--- START SUPPLIED ENTRIES ---
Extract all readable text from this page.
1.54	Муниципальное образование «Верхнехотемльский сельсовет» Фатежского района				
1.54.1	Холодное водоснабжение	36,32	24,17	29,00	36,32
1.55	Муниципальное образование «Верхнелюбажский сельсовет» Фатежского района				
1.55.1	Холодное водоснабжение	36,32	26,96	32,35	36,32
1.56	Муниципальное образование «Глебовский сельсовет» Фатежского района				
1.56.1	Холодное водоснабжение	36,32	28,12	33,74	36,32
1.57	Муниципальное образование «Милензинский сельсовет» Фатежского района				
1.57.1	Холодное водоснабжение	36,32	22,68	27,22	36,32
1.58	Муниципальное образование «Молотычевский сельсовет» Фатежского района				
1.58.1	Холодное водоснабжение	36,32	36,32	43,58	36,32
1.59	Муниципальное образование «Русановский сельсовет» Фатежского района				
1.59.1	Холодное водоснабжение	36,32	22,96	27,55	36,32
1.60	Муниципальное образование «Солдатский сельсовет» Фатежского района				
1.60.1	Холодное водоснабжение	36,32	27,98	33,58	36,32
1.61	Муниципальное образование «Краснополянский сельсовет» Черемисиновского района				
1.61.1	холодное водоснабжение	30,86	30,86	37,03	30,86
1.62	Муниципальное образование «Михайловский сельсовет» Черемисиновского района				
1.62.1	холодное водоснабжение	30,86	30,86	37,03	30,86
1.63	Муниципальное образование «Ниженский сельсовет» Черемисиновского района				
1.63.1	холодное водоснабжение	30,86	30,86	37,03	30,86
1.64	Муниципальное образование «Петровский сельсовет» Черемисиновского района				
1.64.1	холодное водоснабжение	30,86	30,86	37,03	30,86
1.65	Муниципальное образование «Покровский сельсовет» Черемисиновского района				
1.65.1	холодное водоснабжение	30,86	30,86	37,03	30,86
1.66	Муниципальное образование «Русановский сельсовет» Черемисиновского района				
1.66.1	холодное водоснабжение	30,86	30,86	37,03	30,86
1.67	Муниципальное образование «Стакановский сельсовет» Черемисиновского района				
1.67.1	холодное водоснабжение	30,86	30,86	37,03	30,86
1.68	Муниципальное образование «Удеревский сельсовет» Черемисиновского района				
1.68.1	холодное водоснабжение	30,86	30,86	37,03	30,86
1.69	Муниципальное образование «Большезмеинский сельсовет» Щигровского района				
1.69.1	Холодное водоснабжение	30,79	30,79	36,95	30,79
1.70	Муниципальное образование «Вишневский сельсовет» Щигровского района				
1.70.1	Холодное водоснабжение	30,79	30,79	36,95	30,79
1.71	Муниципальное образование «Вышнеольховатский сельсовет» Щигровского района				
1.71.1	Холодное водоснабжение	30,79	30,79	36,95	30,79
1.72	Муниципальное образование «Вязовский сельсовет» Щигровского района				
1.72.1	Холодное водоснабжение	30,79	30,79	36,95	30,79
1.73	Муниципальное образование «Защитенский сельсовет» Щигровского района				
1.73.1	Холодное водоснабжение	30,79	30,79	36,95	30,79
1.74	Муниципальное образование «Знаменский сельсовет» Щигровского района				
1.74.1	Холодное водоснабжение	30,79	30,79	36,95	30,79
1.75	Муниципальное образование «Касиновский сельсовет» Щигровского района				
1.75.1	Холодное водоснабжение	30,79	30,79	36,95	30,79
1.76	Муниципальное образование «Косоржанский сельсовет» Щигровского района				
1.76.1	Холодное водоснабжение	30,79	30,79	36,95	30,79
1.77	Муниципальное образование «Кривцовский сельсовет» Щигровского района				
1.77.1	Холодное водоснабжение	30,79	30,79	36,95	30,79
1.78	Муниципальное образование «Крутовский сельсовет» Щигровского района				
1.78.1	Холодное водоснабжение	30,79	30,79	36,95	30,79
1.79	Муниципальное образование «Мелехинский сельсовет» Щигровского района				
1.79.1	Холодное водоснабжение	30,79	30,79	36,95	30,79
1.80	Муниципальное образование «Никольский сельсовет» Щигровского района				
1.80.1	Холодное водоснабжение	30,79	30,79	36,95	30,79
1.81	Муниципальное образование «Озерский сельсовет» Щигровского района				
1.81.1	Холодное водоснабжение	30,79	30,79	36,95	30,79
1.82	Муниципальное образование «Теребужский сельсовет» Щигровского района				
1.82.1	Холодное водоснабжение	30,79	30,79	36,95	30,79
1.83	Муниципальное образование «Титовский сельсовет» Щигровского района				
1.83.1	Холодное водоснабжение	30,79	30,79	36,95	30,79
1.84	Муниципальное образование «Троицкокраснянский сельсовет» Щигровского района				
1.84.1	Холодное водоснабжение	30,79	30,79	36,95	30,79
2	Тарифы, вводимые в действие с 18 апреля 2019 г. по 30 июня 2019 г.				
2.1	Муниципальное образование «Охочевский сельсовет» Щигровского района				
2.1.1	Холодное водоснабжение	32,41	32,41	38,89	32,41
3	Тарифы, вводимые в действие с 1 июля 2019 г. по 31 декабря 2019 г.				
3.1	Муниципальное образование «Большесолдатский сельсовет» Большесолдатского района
--- END SUPPLIED ENTRIES ---
* **WORK TO DO**
Nothing should be changed: write out all of the data as is.

* **FINAL RESULT**
Extract all readable text from this page.
1.54	Муниципальное образование «Верхнехотемльский сельсовет» Фатежского района				
1.54.1	Холодное водоснабжение	36,32	24,17	29,00	36,32
1.55	Муниципальное образование «Верхнелюбажский сельсовет» Фатежского района				
1.55.1	Холодное водоснабжение	36,32	26,96	32,35	36,32
1.56	Муниципальное образование «Глебовский сельсовет» Фатежского района				
1.56.1	Холодное водоснабжение	36,32	28,12	33,74	36,32
1.57	Муниципальное образование «Милензинский сельсовет» Фатежского района				
1.57.1	Холодное водоснабжение	36,32	22,68	27,22	36,32
1.58	Муниципальное образование «Молотычевский сельсовет» Фатежского района				
1.58.1	Холодное водоснабжение	36,32	36,32	43,58	36,32
1.59	Муниципальное образование «Русановский сельсовет» Фатежского района				
1.59.1	Холодное водоснабжение	36,32	22,96	27,55	36,32
1.60	Муниципальное образование «Солдатский сельсовет» Фатежского района				
1.60.1	Холодное водоснабжение	36,32	27,98	33,58	36,32
1.61	Муниципальное образование «Краснополянский сельсовет» Черемисиновского района				
1.61.1	холодное водоснабжение	30,86	30,86	37,03	30,86
1.62	Муниципальное образование «Михайловский сельсовет» Черемисиновского района				
1.62.1	холодное водоснабжение	30,86	30,86	37,03	30,86
1.63	Муниципальное образование «Ниженский сельсовет» Черемисиновского района				
1.63.1	холодное водоснабжение	30,86	30,86	37,03	30,86
1.64	Муниципальное образование «Петровский сельсовет» Черемисиновского района				
1.64.1	холодное водоснабжение	30,86	30,86	37,03	30,86
1.65	Муниципальное образование «Покровский сельсовет» Черемисиновского района				
1.65.1	холодное водоснабжение	30,86	30,86	37,03	30,86
1.66	Муниципальное образование «Русановский сельсовет» Черемисиновского района				
1.66.1	холодное водоснабжение	30,86	30,86	37,03	30,86
1.67	Муниципальное образование «Стакановский сельсовет» Черемисиновского района				
1.67.1	холодное водоснабжение	30,86	30,86	37,03	30,86
1.68	Муниципальное образование «Удеревский сельсовет» Черемисиновского района				
1.68.1	холодное водоснабжение	30,86	30,86	37,03	30,86
1.69	Муниципальное образование «Большезмеинский сельсовет» Щигровского района				
1.69.1	Холодное водоснабжение	30,79	30,79	36,95	30,79
1.70	Муниципальное образование «Вишневский сельсовет» Щигровского района				
1.70.1	Холодное водоснабжение	30,79	30,79	36,95	30,79
1.71	Муниципальное образование «Вышнеольховатский сельсовет» Щигровского района				
1.71.1	Холодное водоснабжение	30,79	30,79	36,95	30,79
1.72	Муниципальное образование «Вязовский сельсовет» Щигровского района				
1.72.1	Холодное водоснабжение	30,79	30,79	36,95	30,79
1.73	Муниципальное образование «Защитенский сельсовет» Щигровского района				
1.73.1	Холодное водоснабжение	30,79	30,79	36,95	30,79
1.74	Муниципальное образование «Знаменский сельсовет» Щигровского района				
1.74.1	Холодное водоснабжение	30,79	30,79	36,95	30,79
1.75	Муниципальное образование «Касиновский сельсовет» Щигровского района				
1.75.1	Холодное водоснабжение	30,79	30,79	36,95	30,79
1.76	Муниципальное образование «Косоржанский сельсовет» Щигровского района				
1.76.1	Холодное водоснабжение	30,79	30,79	36,95	30,79
1.77	Муниципальное образование «Кривцовский сельсовет» Щигровского района				
1.77.1	Холодное водоснабжение	30,79	30,79	36,95	30,79
1.78	Муниципальное образование «Крутовский сельсовет» Щигровского района				
1.78.1	Холодное водоснабжение	30,79	30,79	36,95	30,79
1.79	Муниципальное образование «Мелехинский сельсовет» Щигровского района				
1.79.1	Холодное водоснабжение	30,79	30,79	36,95	30,79
1.80	Муниципальное образование «Никольский сельсовет» Щигровского района				
1.80.1	Холодное водоснабжение	30,79	30,79	36,95	30,79
1.81	Муниципальное образование «Озерский сельсовет» Щигровского района				
1.81.1	Холодное водоснабжение	30,79	30,79	36,95	30,79
1.82	Муниципальное образование «Теребужский сельсовет» Щигровского района				
1.82.1	Холодное водоснабжение	30,79	30,79	36,95	30,79
1.83	Муниципальное образование «Титовский сельсовет» Щигровского района				
1.83.1	Холодное водоснабжение	30,79	30,79	36,95	30,79
1.84	Муниципальное образование «Троицкокраснянский сельсовет» Щигровского района				
1.84.1	Холодное водоснабжение	30,79	30,79	36,95	30,79
2	Тарифы, вводимые в действие с 18 апреля 2019 г. по 30 июня 2019 г.				
2.1	Муниципальное образование «Охочевский сельсовет» Щигровского района				
2.1.1	Холодное водоснабжение	32,41	32,41	38,89	32,41
3	Тарифы, вводимые в действие с 1 июля 2019 г. по 31 декабря 2019 г.				
3.1	Муниципальное образование «Большесолдатский сельсовет» Большесолдатского района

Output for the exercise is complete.